◆ JOB: Read the records below. Copy each line where the string "nConfirm" occurs.

◆ Records excerpted from a collection:
---+---

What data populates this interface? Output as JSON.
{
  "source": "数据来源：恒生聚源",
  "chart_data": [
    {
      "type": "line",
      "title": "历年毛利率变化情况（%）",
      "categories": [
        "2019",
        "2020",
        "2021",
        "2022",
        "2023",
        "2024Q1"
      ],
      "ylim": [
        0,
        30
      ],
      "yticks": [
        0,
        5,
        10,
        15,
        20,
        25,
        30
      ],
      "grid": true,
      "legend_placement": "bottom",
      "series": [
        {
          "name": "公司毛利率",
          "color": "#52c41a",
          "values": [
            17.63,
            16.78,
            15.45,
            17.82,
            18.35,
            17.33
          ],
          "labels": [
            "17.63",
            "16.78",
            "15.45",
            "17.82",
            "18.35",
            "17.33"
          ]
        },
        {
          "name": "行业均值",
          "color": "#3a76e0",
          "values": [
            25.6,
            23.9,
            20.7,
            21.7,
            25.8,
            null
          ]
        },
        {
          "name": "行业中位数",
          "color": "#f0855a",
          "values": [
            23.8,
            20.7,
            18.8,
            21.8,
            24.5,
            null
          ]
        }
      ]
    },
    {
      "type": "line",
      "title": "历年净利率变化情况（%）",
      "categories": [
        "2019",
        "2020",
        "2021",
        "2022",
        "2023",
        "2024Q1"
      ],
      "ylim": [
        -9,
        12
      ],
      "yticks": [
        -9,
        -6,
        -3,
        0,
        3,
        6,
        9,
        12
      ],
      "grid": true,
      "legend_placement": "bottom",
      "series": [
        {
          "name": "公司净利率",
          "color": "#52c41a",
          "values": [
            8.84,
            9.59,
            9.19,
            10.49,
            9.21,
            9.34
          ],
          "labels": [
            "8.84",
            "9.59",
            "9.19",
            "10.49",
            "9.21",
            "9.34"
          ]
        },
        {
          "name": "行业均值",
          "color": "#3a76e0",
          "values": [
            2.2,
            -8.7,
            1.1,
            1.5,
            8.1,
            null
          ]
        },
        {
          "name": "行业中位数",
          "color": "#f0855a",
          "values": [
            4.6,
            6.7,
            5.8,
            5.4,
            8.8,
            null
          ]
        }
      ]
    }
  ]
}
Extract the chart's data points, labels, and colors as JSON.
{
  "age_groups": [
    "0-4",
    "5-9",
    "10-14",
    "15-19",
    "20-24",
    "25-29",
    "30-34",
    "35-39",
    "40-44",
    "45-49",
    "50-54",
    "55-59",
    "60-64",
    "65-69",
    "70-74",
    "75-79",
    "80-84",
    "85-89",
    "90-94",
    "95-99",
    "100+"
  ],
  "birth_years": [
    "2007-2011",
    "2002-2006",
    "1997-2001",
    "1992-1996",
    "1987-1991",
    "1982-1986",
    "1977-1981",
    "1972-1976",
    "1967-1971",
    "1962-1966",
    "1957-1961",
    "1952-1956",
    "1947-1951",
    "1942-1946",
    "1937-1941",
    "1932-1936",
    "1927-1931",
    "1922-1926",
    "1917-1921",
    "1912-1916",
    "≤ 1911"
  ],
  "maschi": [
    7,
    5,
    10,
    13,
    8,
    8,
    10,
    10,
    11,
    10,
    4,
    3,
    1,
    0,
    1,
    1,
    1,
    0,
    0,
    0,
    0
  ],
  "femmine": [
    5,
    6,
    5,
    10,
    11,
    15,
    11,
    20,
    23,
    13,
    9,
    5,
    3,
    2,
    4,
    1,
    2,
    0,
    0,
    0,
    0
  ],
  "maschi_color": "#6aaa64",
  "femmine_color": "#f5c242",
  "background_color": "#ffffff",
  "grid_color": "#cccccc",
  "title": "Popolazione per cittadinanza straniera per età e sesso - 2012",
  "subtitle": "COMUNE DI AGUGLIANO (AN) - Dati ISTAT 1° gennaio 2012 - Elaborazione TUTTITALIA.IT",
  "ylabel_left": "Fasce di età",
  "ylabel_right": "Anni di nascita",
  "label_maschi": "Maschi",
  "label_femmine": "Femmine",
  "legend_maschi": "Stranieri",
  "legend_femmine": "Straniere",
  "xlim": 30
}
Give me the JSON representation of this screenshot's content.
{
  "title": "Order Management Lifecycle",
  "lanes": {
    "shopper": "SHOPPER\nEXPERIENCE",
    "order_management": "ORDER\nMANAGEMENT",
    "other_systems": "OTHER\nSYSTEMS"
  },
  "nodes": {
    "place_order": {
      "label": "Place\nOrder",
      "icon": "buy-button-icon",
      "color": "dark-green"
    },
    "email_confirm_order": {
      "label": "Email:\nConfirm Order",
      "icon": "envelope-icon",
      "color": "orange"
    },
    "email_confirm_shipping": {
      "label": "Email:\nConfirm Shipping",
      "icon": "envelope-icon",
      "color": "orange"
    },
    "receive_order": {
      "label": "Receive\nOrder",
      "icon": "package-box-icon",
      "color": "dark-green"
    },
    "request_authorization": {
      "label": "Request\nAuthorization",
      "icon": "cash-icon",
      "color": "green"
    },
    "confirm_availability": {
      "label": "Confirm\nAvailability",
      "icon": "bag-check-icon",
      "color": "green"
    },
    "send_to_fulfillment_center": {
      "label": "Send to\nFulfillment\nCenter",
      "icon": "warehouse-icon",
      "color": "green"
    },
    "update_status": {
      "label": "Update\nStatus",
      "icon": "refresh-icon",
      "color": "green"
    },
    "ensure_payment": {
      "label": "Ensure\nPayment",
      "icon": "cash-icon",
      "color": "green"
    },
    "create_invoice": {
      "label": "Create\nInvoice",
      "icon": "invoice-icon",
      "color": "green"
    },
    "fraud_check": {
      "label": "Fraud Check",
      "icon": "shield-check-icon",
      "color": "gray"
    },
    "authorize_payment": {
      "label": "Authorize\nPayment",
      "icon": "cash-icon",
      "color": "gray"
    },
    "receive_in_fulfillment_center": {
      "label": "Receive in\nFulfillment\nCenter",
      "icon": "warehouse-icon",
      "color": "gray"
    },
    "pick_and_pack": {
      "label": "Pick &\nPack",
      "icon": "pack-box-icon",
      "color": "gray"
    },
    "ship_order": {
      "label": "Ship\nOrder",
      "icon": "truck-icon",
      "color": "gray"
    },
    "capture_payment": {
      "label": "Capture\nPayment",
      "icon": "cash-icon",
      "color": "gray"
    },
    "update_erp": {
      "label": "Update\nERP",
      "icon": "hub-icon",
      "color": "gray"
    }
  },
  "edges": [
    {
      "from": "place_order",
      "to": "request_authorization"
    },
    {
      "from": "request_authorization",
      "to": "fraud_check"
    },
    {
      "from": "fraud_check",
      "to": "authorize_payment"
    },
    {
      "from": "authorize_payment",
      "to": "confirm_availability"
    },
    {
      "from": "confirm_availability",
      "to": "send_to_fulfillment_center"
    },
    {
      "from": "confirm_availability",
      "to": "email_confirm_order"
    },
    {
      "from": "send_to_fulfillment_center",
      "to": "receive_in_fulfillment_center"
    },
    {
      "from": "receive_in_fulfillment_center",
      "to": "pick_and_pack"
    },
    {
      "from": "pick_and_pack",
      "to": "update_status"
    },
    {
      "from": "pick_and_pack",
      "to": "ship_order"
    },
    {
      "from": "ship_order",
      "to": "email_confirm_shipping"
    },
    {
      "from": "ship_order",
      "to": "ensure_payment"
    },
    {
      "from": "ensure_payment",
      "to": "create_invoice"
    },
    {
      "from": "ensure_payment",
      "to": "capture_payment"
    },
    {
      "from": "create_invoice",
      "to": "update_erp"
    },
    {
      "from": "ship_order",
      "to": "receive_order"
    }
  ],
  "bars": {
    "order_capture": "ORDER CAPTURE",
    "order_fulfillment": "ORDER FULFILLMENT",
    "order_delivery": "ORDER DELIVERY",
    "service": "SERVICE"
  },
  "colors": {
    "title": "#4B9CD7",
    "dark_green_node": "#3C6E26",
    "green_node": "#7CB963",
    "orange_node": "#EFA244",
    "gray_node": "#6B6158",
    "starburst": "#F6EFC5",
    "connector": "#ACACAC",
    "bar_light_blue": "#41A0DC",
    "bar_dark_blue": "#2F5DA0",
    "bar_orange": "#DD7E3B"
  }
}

---+---

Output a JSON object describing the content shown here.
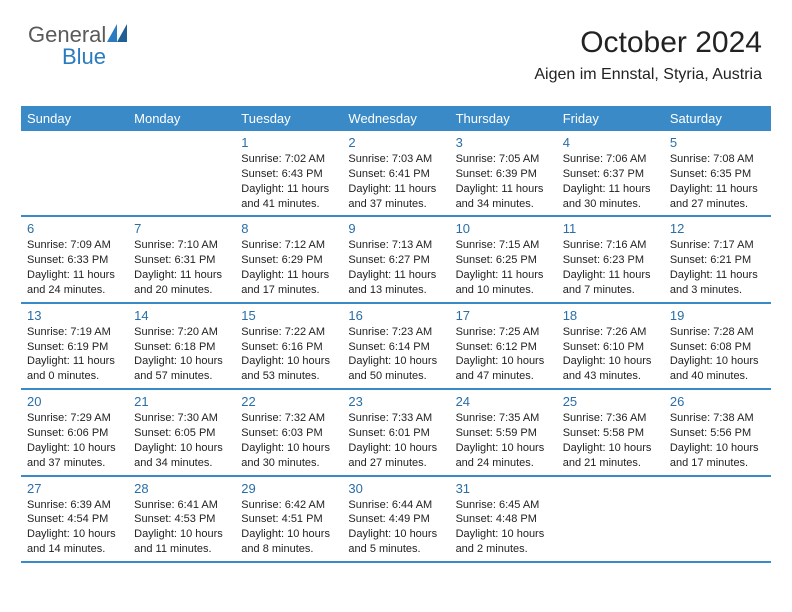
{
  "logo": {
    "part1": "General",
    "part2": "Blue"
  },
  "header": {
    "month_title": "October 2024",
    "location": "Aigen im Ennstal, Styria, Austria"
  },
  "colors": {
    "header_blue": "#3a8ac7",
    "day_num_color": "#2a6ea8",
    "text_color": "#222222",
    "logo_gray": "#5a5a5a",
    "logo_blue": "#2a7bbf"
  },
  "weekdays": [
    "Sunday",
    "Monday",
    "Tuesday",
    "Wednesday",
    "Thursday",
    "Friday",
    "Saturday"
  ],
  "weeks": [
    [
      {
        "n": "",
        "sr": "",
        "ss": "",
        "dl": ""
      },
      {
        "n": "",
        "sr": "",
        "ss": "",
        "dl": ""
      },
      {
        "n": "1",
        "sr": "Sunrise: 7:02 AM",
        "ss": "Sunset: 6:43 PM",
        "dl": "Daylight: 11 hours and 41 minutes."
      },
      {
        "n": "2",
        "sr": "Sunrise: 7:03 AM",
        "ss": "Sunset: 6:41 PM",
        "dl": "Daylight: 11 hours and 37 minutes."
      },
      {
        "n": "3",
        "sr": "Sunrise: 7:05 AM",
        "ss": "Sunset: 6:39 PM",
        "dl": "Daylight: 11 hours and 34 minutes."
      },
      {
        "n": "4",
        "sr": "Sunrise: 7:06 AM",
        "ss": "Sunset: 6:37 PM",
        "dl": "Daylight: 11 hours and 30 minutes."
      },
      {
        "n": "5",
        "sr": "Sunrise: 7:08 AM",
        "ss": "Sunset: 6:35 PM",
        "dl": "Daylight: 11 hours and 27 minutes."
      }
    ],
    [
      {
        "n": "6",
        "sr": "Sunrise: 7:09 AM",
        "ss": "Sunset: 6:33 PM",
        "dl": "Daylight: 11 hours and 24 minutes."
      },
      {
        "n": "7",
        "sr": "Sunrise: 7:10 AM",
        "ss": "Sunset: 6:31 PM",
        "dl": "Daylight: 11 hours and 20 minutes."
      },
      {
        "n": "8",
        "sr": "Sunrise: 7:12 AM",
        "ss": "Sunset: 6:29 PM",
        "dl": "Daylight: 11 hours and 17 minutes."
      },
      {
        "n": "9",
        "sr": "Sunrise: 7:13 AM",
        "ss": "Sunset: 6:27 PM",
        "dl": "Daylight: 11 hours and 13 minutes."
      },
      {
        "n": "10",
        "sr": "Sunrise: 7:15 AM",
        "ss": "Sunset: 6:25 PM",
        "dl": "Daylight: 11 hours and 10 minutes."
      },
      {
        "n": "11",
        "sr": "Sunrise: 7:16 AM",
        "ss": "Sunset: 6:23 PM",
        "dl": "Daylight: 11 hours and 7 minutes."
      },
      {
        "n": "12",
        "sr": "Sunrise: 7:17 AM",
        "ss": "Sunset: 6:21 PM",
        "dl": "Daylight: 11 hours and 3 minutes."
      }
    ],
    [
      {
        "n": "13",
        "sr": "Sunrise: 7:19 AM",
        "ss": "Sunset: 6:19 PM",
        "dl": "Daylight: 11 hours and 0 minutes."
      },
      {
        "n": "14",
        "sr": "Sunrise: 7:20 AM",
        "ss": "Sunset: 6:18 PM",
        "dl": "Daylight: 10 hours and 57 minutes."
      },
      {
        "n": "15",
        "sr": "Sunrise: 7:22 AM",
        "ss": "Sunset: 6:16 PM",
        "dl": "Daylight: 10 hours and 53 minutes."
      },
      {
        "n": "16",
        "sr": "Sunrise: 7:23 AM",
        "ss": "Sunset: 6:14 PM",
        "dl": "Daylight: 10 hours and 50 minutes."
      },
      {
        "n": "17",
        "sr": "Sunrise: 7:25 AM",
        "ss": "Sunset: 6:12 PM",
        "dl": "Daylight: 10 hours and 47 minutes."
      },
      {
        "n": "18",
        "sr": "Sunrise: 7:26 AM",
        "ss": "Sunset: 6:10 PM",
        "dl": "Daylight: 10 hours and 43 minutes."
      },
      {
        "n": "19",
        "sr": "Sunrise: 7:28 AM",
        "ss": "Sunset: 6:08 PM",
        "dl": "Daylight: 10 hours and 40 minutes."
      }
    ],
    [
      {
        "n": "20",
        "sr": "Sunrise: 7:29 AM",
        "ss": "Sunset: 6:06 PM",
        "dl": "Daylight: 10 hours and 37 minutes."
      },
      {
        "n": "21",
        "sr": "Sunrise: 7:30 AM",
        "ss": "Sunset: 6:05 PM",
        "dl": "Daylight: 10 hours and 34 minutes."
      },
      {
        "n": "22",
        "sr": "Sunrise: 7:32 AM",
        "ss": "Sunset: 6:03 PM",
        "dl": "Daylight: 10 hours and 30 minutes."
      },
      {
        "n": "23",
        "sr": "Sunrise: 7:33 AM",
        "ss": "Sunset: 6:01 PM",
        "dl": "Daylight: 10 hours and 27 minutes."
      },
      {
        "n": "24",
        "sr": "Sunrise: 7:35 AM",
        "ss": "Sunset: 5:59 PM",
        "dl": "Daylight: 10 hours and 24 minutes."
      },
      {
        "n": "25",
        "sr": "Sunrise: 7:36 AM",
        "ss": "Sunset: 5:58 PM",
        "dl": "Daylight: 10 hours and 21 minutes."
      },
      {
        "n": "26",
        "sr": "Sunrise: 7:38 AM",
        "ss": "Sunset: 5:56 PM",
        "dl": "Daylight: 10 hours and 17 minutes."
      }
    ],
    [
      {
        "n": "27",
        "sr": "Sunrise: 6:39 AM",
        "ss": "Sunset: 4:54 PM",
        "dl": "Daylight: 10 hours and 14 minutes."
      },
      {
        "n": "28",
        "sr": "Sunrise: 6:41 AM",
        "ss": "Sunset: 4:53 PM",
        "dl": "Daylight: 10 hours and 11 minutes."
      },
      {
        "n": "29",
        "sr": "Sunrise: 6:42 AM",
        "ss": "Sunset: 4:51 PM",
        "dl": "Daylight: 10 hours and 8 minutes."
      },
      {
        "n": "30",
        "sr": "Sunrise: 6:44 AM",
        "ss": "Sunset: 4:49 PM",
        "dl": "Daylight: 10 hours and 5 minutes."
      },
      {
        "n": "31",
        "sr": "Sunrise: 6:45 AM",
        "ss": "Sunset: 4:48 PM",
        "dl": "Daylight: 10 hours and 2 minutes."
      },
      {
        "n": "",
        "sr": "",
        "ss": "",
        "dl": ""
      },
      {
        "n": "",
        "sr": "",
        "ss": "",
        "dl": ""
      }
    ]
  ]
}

---+---

◆ ANSWER BELOW:
      "label": "Email:\nConfirm Order",
      "label": "Email:\nConfirm Shipping",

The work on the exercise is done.